## Task objective:
Retype the following records line for line, keeping every character and line break as it is.

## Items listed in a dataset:
────────────────────────────────────────

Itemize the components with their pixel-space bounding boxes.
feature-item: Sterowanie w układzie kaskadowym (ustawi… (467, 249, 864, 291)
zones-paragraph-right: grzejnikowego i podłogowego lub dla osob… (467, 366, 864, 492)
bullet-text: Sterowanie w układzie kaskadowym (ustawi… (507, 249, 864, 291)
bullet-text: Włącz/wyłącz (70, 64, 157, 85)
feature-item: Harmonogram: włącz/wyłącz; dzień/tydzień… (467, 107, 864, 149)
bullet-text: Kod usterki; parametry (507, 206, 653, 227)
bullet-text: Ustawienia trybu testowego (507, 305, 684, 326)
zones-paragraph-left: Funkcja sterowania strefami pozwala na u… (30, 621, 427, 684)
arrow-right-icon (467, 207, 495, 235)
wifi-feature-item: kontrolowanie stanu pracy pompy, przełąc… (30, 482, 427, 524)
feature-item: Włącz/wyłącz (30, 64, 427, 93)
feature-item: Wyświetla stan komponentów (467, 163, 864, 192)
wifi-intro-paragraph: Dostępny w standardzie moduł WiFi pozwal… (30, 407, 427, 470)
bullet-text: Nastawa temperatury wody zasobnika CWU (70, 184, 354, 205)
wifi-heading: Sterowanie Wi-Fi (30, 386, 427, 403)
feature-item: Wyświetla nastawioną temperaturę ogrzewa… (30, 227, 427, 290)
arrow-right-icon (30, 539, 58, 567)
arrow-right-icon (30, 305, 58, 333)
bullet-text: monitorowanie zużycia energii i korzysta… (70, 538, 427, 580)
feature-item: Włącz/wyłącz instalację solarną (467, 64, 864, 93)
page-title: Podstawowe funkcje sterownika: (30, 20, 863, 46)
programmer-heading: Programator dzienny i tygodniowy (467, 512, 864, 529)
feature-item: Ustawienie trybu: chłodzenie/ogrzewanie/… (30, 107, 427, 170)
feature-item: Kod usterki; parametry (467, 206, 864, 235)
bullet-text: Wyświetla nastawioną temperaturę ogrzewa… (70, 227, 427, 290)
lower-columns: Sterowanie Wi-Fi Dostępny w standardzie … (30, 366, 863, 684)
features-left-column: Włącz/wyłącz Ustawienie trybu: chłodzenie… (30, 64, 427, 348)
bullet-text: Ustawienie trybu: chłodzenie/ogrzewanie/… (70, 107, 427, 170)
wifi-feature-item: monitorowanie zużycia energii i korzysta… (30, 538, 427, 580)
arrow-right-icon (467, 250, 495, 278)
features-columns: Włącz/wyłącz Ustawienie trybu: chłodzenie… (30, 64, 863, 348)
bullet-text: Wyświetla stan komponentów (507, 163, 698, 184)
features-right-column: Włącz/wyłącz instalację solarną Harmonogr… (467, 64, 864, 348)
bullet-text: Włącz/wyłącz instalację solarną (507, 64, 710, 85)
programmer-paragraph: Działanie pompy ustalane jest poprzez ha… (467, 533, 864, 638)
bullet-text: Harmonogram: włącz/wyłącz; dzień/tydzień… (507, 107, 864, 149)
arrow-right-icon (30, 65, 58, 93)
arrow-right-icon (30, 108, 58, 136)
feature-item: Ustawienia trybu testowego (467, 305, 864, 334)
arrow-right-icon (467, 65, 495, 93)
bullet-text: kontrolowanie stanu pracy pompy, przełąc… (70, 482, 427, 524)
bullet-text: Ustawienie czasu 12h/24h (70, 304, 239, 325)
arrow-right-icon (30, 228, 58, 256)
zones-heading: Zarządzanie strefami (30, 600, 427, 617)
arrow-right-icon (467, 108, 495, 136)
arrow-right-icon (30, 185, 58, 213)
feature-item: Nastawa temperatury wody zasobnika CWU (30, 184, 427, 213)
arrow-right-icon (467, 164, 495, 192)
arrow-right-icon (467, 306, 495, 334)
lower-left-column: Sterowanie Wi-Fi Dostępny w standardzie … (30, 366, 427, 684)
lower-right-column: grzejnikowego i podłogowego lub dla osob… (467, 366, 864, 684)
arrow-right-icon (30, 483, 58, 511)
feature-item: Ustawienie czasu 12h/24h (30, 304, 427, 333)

────────────────────────────────────────

## Solution below:
Itemize the components with their pixel-space bounding boxes.
feature-item: Sterowanie w układzie kaskadowym (ustawi… (467, 249, 864, 291)
zones-paragraph-right: grzejnikowego i podłogowego lub dla osob… (467, 366, 864, 492)
bullet-text: Sterowanie w układzie kaskadowym (ustawi… (507, 249, 864, 291)
bullet-text: Włącz/wyłącz (70, 64, 157, 85)
feature-item: Harmonogram: włącz/wyłącz; dzień/tydzień… (467, 107, 864, 149)
bullet-text: Kod usterki; parametry (507, 206, 653, 227)
bullet-text: Ustawienia trybu testowego (507, 305, 684, 326)
zones-paragraph-left: Funkcja sterowania strefami pozwala na u… (30, 621, 427, 684)
arrow-right-icon (467, 207, 495, 235)
wifi-feature-item: kontrolowanie stanu pracy pompy, przełąc… (30, 482, 427, 524)
feature-item: Włącz/wyłącz (30, 64, 427, 93)
feature-item: Wyświetla stan komponentów (467, 163, 864, 192)
wifi-intro-paragraph: Dostępny w standardzie moduł WiFi pozwal… (30, 407, 427, 470)
bullet-text: Nastawa temperatury wody zasobnika CWU (70, 184, 354, 205)
wifi-heading: Sterowanie Wi-Fi (30, 386, 427, 403)
feature-item: Wyświetla nastawioną temperaturę ogrzewa… (30, 227, 427, 290)
arrow-right-icon (30, 539, 58, 567)
arrow-right-icon (30, 305, 58, 333)
bullet-text: monitorowanie zużycia energii i korzysta… (70, 538, 427, 580)
feature-item: Włącz/wyłącz instalację solarną (467, 64, 864, 93)
page-title: Podstawowe funkcje sterownika: (30, 20, 863, 46)
programmer-heading: Programator dzienny i tygodniowy (467, 512, 864, 529)
feature-item: Ustawienie trybu: chłodzenie/ogrzewanie/… (30, 107, 427, 170)
feature-item: Kod usterki; parametry (467, 206, 864, 235)
bullet-text: Wyświetla nastawioną temperaturę ogrzewa… (70, 227, 427, 290)
lower-columns: Sterowanie Wi-Fi Dostępny w standardzie … (30, 366, 863, 684)
features-left-column: Włącz/wyłącz Ustawienie trybu: chłodzenie… (30, 64, 427, 348)
bullet-text: Ustawienie trybu: chłodzenie/ogrzewanie/… (70, 107, 427, 170)
wifi-feature-item: monitorowanie zużycia energii i korzysta… (30, 538, 427, 580)
arrow-right-icon (467, 250, 495, 278)
features-columns: Włącz/wyłącz Ustawienie trybu: chłodzenie… (30, 64, 863, 348)
bullet-text: Wyświetla stan komponentów (507, 163, 698, 184)
features-right-column: Włącz/wyłącz instalację solarną Harmonogr… (467, 64, 864, 348)
bullet-text: Włącz/wyłącz instalację solarną (507, 64, 710, 85)
programmer-paragraph: Działanie pompy ustalane jest poprzez ha… (467, 533, 864, 638)
bullet-text: Harmonogram: włącz/wyłącz; dzień/tydzień… (507, 107, 864, 149)
arrow-right-icon (30, 65, 58, 93)
arrow-right-icon (30, 108, 58, 136)
feature-item: Ustawienia trybu testowego (467, 305, 864, 334)
arrow-right-icon (467, 65, 495, 93)
bullet-text: kontrolowanie stanu pracy pompy, przełąc… (70, 482, 427, 524)
bullet-text: Ustawienie czasu 12h/24h (70, 304, 239, 325)
arrow-right-icon (30, 228, 58, 256)
zones-heading: Zarządzanie strefami (30, 600, 427, 617)
arrow-right-icon (467, 108, 495, 136)
arrow-right-icon (30, 185, 58, 213)
feature-item: Nastawa temperatury wody zasobnika CWU (30, 184, 427, 213)
arrow-right-icon (467, 164, 495, 192)
arrow-right-icon (467, 306, 495, 334)
lower-left-column: Sterowanie Wi-Fi Dostępny w standardzie … (30, 366, 427, 684)
lower-right-column: grzejnikowego i podłogowego lub dla osob… (467, 366, 864, 684)
arrow-right-icon (30, 483, 58, 511)
feature-item: Ustawienie czasu 12h/24h (30, 304, 427, 333)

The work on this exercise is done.